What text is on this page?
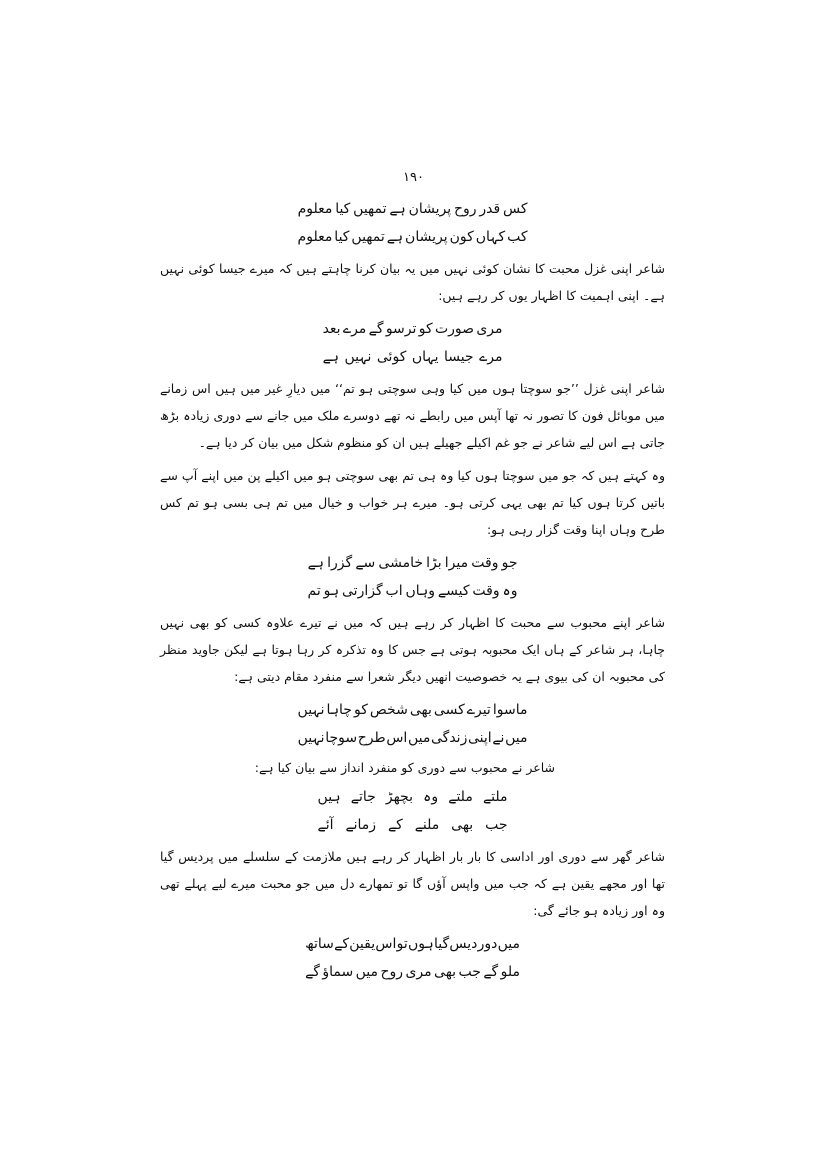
۱۹۰
کس
قدر
روح
پریشان
ہے
تمھیں
کیا
معلوم
کب
کہاں
کون
پریشان
ہے
تمھیں
کیا
معلوم
شاعر اپنی غزل محبت کا نشان کوئی نہیں میں یہ بیان کرنا چاہتے ہیں کہ میرے جیسا کوئی نہیں ہے۔ اپنی اہمیت کا اظہار یوں کر رہے ہیں:
مری
صورت
کو
ترسو
گے
مرے
بعد
مرے
جیسا
یہاں
کوئی
نہیں
ہے
شاعر اپنی غزل ’’جو سوچتا ہوں میں کیا وہی سوچتی ہو تم‘‘ میں دیارِ غیر میں ہیں اس زمانے میں موبائل فون کا تصور نہ تھا آپس میں رابطے نہ تھے دوسرے ملک میں جانے سے دوری زیادہ بڑھ جاتی ہے اس لیے شاعر نے جو غم اکیلے جھیلے ہیں ان کو منظوم شکل میں بیان کر دیا ہے۔
وہ کہتے ہیں کہ جو میں سوچتا ہوں کیا وہ ہی تم بھی سوچتی ہو میں اکیلے پن میں اپنے آپ سے باتیں کرتا ہوں کیا تم بھی یہی کرتی ہو۔ میرے ہر خواب و خیال میں تم ہی بسی ہو تم کس طرح وہاں اپنا وقت گزار رہی ہو:
جو
وقت
میرا
بڑا
خامشی
سے
گزرا
ہے
وہ
وقت
کیسے
وہاں
اب
گزارتی
ہو
تم
شاعر اپنے محبوب سے محبت کا اظہار کر رہے ہیں کہ میں نے تیرے علاوہ کسی کو بھی نہیں چاہا، ہر شاعر کے ہاں ایک محبوبہ ہوتی ہے جس کا وہ تذکرہ کر رہا ہوتا ہے لیکن جاوید منظر کی محبوبہ ان کی بیوی ہے یہ خصوصیت انھیں دیگر شعرا سے منفرد مقام دیتی ہے:
ماسوا
تیرے
کسی
بھی
شخص
کو
چاہا
نہیں
میں
نے
اپنی
زندگی
میں
اس
طرح
سوچا
نہیں
شاعر نے محبوب سے دوری کو منفرد انداز سے بیان کیا ہے:
ملتے
ملتے
وہ
بچھڑ
جاتے
ہیں
جب
بھی
ملنے
کے
زمانے
آئے
شاعر گھر سے دوری اور اداسی کا بار بار اظہار کر رہے ہیں ملازمت کے سلسلے میں پردیس گیا تھا اور مجھے یقین ہے کہ جب میں واپس آؤں گا تو تمھارے دل میں جو محبت میرے لیے پہلے تھی وہ اور زیادہ ہو جائے گی:
میں
دور
دیس
گیا
ہوں
تو
اس
یقین
کے
ساتھ
ملو
گے
جب
بھی
مری
روح
میں
سماؤ
گے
━━━━━━━━━━━━━━━━━━━━━━━━━━━━━━
#### YOUR OBJECTIVE
Repeat each line of the records above exactly, but do not copy the pictures.

#### SOLUTION FOR THIS TASK
What text is on this page?
۱۹۰
کس
قدر
روح
پریشان
ہے
تمھیں
کیا
معلوم
کب
کہاں
کون
پریشان
ہے
تمھیں
کیا
معلوم
شاعر اپنی غزل محبت کا نشان کوئی نہیں میں یہ بیان کرنا چاہتے ہیں کہ میرے جیسا کوئی نہیں ہے۔ اپنی اہمیت کا اظہار یوں کر رہے ہیں:
مری
صورت
کو
ترسو
گے
مرے
بعد
مرے
جیسا
یہاں
کوئی
نہیں
ہے
شاعر اپنی غزل ’’جو سوچتا ہوں میں کیا وہی سوچتی ہو تم‘‘ میں دیارِ غیر میں ہیں اس زمانے میں موبائل فون کا تصور نہ تھا آپس میں رابطے نہ تھے دوسرے ملک میں جانے سے دوری زیادہ بڑھ جاتی ہے اس لیے شاعر نے جو غم اکیلے جھیلے ہیں ان کو منظوم شکل میں بیان کر دیا ہے۔
وہ کہتے ہیں کہ جو میں سوچتا ہوں کیا وہ ہی تم بھی سوچتی ہو میں اکیلے پن میں اپنے آپ سے باتیں کرتا ہوں کیا تم بھی یہی کرتی ہو۔ میرے ہر خواب و خیال میں تم ہی بسی ہو تم کس طرح وہاں اپنا وقت گزار رہی ہو:
جو
وقت
میرا
بڑا
خامشی
سے
گزرا
ہے
وہ
وقت
کیسے
وہاں
اب
گزارتی
ہو
تم
شاعر اپنے محبوب سے محبت کا اظہار کر رہے ہیں کہ میں نے تیرے علاوہ کسی کو بھی نہیں چاہا، ہر شاعر کے ہاں ایک محبوبہ ہوتی ہے جس کا وہ تذکرہ کر رہا ہوتا ہے لیکن جاوید منظر کی محبوبہ ان کی بیوی ہے یہ خصوصیت انھیں دیگر شعرا سے منفرد مقام دیتی ہے:
ماسوا
تیرے
کسی
بھی
شخص
کو
چاہا
نہیں
میں
نے
اپنی
زندگی
میں
اس
طرح
سوچا
نہیں
شاعر نے محبوب سے دوری کو منفرد انداز سے بیان کیا ہے:
ملتے
ملتے
وہ
بچھڑ
جاتے
ہیں
جب
بھی
ملنے
کے
زمانے
آئے
شاعر گھر سے دوری اور اداسی کا بار بار اظہار کر رہے ہیں ملازمت کے سلسلے میں پردیس گیا تھا اور مجھے یقین ہے کہ جب میں واپس آؤں گا تو تمھارے دل میں جو محبت میرے لیے پہلے تھی وہ اور زیادہ ہو جائے گی:
میں
دور
دیس
گیا
ہوں
تو
اس
یقین
کے
ساتھ
ملو
گے
جب
بھی
مری
روح
میں
سماؤ
گے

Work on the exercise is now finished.